> [THE PROBLEM]
Copy out all the lines exactly. Omit pictures.
+++
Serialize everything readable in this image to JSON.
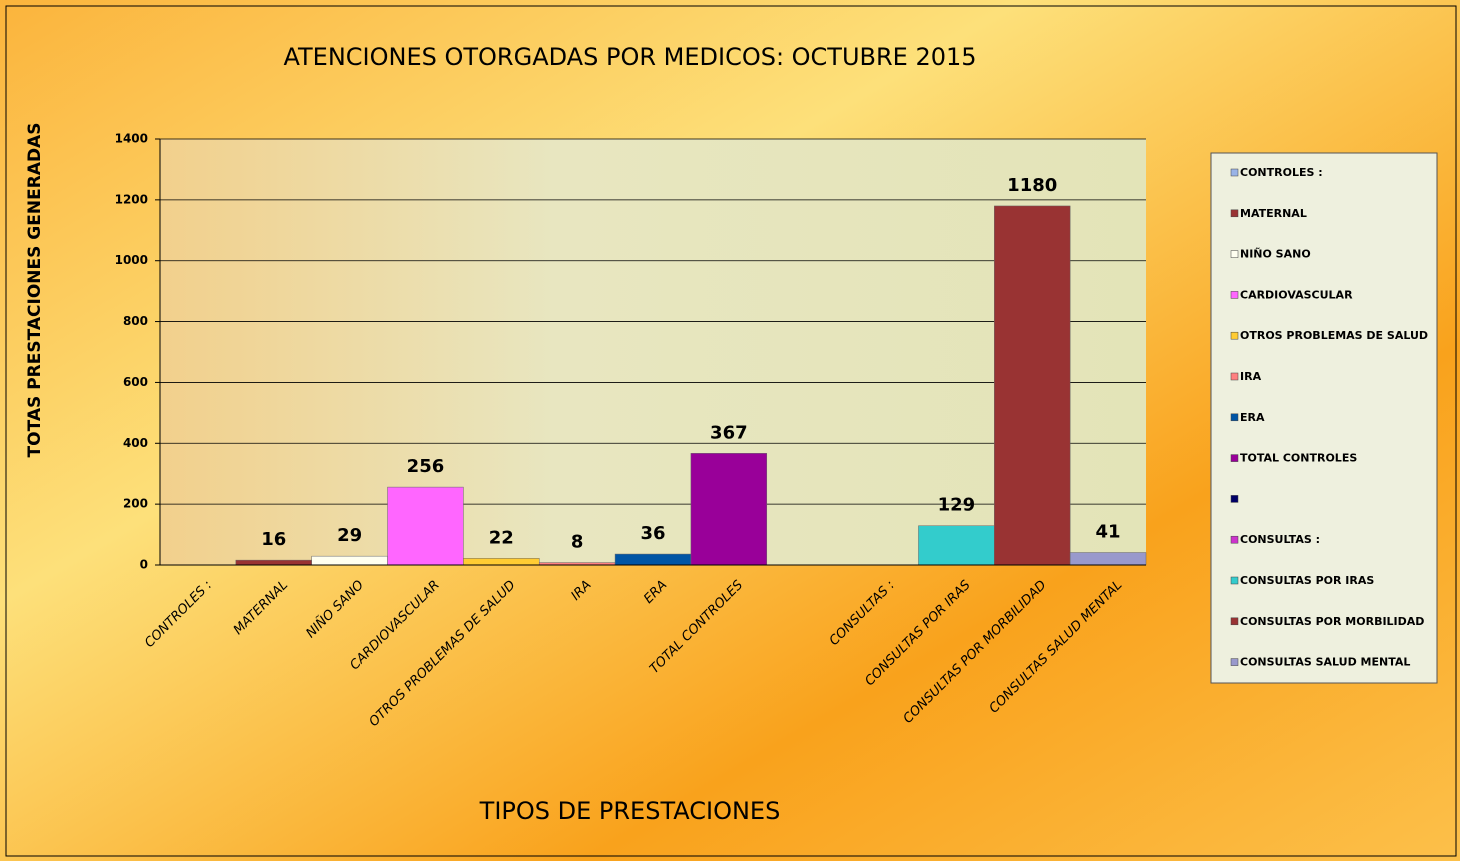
{
  "chart_data": {
    "type": "bar",
    "title": "ATENCIONES OTORGADAS  POR MEDICOS: OCTUBRE 2015",
    "x_label": "TIPOS DE  PRESTACIONES",
    "y_label": "TOTAS PRESTACIONES  GENERADAS",
    "categories": [
      "CONTROLES :",
      "MATERNAL",
      "NIÑO SANO",
      "CARDIOVASCULAR",
      "OTROS PROBLEMAS DE SALUD",
      "IRA",
      "ERA",
      "TOTAL CONTROLES",
      null,
      "CONSULTAS :",
      "CONSULTAS  POR IRAS",
      "CONSULTAS POR MORBILIDAD",
      "CONSULTAS SALUD MENTAL"
    ],
    "values": [
      null,
      16,
      29,
      256,
      22,
      8,
      36,
      367,
      null,
      null,
      129,
      1180,
      41
    ],
    "colors": [
      "#99b3e6",
      "#993333",
      "#fffff0",
      "#ff66ff",
      "#ffcc33",
      "#ff8080",
      "#0055a5",
      "#990099",
      "#000066",
      "#cc33cc",
      "#33cccc",
      "#993333",
      "#9999cc"
    ],
    "ylim": [
      0,
      1400
    ],
    "yticks": [
      0,
      200,
      400,
      600,
      800,
      1000,
      1200,
      1400
    ],
    "grid": true,
    "legend": "right"
  }
}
+++
> [EXERCISE OUTPUT]
Serialize everything readable in this image to JSON.
{
  "chart_data": {
    "type": "bar",
    "title": "ATENCIONES OTORGADAS  POR MEDICOS: OCTUBRE 2015",
    "x_label": "TIPOS DE  PRESTACIONES",
    "y_label": "TOTAS PRESTACIONES  GENERADAS",
    "categories": [
      "CONTROLES :",
      "MATERNAL",
      "NIÑO SANO",
      "CARDIOVASCULAR",
      "OTROS PROBLEMAS DE SALUD",
      "IRA",
      "ERA",
      "TOTAL CONTROLES",
      null,
      "CONSULTAS :",
      "CONSULTAS  POR IRAS",
      "CONSULTAS POR MORBILIDAD",
      "CONSULTAS SALUD MENTAL"
    ],
    "values": [
      null,
      16,
      29,
      256,
      22,
      8,
      36,
      367,
      null,
      null,
      129,
      1180,
      41
    ],
    "colors": [
      "#99b3e6",
      "#993333",
      "#fffff0",
      "#ff66ff",
      "#ffcc33",
      "#ff8080",
      "#0055a5",
      "#990099",
      "#000066",
      "#cc33cc",
      "#33cccc",
      "#993333",
      "#9999cc"
    ],
    "ylim": [
      0,
      1400
    ],
    "yticks": [
      0,
      200,
      400,
      600,
      800,
      1000,
      1200,
      1400
    ],
    "grid": true,
    "legend": "right"
  }
}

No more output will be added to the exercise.